(Records from a collection of figures)
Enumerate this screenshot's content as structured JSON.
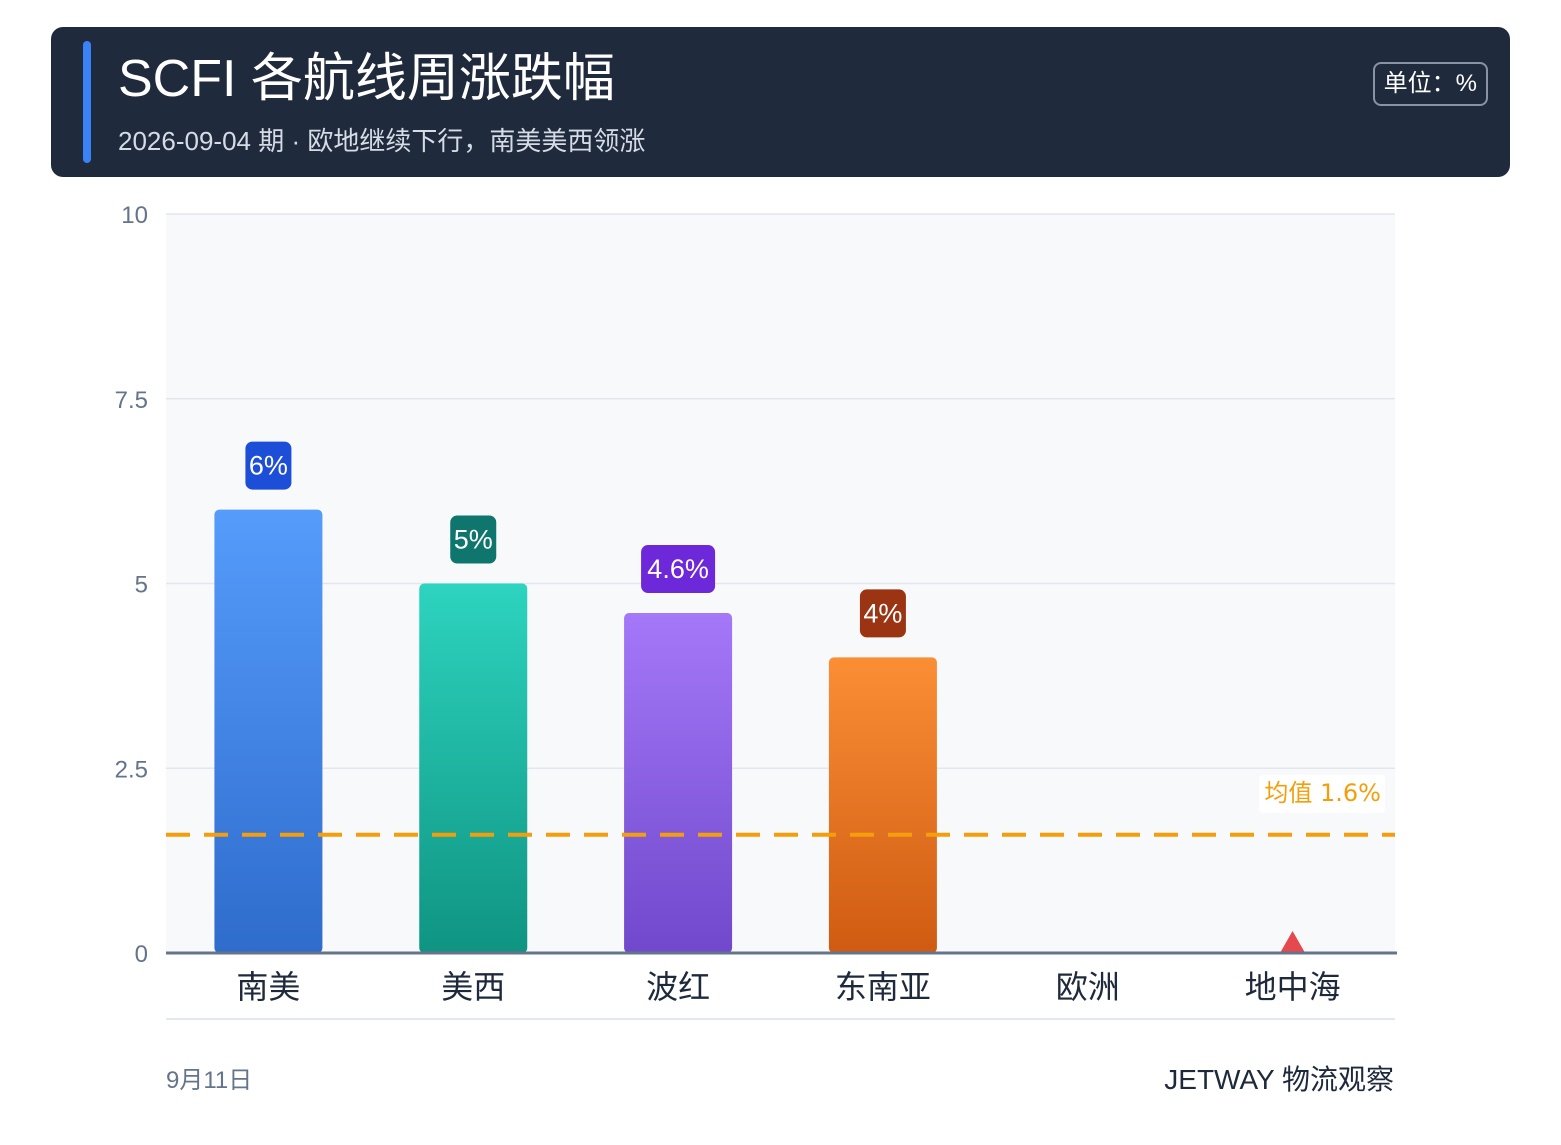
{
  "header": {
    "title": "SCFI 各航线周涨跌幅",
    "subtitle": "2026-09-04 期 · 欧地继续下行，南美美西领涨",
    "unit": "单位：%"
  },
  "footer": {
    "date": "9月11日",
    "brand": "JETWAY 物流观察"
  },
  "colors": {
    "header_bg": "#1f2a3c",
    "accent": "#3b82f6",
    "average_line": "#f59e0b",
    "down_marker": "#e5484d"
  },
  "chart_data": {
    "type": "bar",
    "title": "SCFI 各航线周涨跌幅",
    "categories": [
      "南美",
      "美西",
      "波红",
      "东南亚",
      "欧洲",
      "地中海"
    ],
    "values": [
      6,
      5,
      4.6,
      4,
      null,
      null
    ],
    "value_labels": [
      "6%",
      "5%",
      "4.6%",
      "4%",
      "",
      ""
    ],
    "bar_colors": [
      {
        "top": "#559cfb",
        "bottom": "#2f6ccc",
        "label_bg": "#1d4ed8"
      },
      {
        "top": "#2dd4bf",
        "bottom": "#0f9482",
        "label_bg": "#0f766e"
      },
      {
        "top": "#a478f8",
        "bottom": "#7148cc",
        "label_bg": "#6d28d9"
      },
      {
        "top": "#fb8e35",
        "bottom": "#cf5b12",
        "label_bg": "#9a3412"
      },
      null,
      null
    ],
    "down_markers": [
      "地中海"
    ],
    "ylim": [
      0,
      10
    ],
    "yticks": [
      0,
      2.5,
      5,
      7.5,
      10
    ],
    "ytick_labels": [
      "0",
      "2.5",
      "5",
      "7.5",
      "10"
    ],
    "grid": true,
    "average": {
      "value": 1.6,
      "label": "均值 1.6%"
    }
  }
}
...
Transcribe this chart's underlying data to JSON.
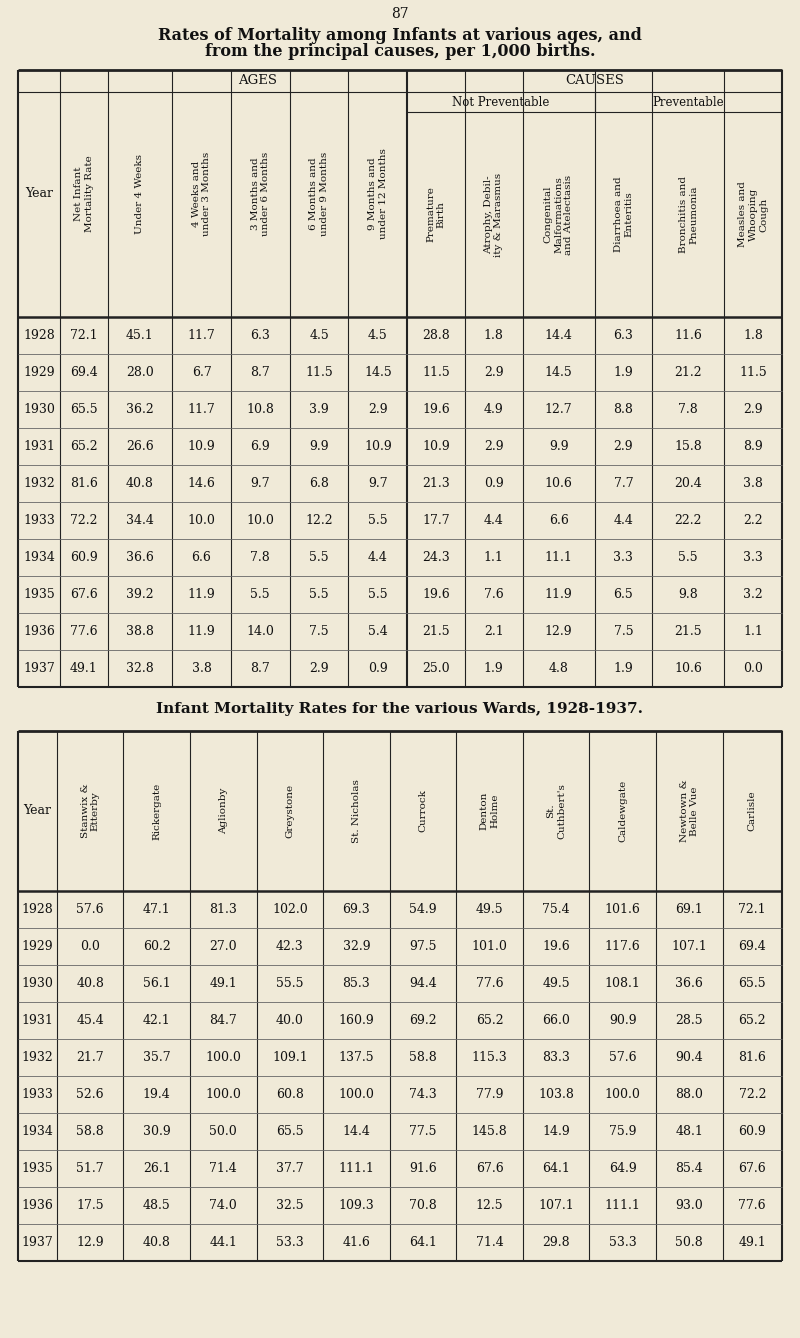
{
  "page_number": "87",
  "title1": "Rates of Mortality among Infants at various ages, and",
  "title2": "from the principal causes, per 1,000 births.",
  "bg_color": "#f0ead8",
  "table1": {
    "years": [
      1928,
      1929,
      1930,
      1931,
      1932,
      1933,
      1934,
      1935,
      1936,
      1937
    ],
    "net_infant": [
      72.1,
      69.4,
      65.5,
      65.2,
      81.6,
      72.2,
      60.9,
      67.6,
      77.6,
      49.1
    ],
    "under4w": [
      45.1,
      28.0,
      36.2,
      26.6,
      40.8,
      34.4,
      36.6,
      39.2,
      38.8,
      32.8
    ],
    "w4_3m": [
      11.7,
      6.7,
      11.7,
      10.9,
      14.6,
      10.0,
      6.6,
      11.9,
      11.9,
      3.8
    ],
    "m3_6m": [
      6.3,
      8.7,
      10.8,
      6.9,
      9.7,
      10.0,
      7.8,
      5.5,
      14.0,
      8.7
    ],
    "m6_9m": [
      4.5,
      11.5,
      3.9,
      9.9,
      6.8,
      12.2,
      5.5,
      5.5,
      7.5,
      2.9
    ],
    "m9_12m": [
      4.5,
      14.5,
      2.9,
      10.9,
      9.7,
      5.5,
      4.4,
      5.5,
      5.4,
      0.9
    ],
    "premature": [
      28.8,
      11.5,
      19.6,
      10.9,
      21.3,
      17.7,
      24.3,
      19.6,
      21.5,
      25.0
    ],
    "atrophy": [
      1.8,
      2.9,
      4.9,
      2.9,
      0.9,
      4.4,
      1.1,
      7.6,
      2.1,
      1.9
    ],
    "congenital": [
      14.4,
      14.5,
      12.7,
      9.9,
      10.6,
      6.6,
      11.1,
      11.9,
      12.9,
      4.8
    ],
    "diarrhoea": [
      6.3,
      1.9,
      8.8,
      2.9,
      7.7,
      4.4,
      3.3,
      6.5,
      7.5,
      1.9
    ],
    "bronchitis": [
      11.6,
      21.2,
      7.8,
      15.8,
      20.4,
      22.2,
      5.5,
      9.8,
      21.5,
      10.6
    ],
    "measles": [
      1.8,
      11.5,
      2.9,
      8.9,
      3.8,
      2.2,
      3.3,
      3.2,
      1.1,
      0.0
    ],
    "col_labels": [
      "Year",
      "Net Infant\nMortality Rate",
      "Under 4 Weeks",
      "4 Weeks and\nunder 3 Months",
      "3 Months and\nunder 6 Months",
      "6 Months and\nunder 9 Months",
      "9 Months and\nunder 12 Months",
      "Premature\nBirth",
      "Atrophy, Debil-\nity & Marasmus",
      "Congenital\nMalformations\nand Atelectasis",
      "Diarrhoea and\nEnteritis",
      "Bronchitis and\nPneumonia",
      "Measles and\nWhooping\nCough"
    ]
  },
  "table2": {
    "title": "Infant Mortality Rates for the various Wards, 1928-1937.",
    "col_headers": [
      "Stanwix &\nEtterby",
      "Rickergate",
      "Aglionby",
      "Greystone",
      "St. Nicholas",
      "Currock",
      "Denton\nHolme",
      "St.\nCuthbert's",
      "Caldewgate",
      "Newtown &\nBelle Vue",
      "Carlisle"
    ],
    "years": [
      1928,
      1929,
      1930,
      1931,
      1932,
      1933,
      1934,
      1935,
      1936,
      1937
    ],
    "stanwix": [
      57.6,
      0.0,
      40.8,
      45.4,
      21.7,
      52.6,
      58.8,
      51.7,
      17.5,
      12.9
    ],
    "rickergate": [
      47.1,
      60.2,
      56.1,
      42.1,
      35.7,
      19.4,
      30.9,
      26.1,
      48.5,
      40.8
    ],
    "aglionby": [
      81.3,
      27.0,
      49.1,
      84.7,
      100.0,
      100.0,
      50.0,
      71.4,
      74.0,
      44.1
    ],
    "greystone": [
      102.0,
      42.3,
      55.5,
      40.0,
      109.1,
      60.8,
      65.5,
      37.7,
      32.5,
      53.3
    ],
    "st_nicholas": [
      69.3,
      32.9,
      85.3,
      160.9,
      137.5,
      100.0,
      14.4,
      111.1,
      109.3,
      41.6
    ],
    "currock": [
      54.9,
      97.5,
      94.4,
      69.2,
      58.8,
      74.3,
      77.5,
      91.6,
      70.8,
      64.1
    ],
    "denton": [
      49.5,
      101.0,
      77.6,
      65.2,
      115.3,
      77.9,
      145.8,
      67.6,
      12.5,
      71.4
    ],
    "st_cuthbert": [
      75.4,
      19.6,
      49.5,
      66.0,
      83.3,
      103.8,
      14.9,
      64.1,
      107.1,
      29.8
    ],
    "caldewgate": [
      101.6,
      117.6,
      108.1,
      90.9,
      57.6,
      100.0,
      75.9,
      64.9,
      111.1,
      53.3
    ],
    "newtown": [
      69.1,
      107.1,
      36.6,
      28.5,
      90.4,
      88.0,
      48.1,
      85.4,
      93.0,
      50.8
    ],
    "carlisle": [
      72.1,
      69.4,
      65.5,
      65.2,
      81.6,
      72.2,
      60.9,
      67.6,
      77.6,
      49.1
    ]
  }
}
* * *
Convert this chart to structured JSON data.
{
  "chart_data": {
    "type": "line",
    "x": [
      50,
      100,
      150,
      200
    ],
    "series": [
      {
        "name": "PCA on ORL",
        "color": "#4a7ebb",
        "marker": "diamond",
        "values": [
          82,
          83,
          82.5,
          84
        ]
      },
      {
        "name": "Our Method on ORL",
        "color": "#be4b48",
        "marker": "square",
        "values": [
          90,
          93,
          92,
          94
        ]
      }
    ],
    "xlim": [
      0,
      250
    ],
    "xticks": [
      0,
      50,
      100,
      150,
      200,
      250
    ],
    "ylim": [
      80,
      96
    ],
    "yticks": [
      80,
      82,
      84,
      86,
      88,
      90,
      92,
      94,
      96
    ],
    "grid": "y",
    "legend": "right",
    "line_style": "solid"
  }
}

## What to produce
Check every line of the material for the string "structured" and give the number of lines that have it, without anything else.

## Answer below
2